▶ YOUR INSTRUCTIONS
Work out how many lines of the listing hold the string "deux", then answer with that number and nothing else.

▶ MATERIAL FOR THE TASK
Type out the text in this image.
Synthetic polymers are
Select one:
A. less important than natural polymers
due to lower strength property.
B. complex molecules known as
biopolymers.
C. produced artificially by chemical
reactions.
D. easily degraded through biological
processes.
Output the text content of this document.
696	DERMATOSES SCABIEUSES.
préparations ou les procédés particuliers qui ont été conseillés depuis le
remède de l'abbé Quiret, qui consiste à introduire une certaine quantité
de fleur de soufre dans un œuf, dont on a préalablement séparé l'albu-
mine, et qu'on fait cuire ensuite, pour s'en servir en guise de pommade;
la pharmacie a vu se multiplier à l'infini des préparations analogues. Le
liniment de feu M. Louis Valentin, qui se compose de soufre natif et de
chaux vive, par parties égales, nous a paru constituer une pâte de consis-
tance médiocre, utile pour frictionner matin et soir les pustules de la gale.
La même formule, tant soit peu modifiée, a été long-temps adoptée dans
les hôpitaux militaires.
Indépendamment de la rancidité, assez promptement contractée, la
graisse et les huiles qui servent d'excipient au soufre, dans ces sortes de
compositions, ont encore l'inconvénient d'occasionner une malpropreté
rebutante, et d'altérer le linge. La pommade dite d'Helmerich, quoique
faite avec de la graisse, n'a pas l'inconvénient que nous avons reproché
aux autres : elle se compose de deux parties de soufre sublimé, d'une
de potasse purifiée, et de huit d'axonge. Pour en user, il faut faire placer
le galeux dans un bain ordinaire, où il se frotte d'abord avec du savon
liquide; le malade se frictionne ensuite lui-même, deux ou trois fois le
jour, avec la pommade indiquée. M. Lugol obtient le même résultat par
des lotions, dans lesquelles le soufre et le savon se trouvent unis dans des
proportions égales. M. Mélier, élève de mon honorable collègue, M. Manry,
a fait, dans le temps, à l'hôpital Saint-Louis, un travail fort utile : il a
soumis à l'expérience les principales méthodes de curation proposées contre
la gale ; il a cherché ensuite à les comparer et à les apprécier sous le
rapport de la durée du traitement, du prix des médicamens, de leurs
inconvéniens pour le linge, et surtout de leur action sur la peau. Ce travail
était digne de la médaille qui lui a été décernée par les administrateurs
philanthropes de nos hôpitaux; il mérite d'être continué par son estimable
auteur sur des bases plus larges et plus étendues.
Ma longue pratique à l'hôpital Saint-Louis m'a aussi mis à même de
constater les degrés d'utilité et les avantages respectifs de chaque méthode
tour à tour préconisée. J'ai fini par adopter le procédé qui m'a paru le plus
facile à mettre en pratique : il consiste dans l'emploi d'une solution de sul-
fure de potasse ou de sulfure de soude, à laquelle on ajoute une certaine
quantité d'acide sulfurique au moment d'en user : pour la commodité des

▶ WRITTEN RESPONSE
2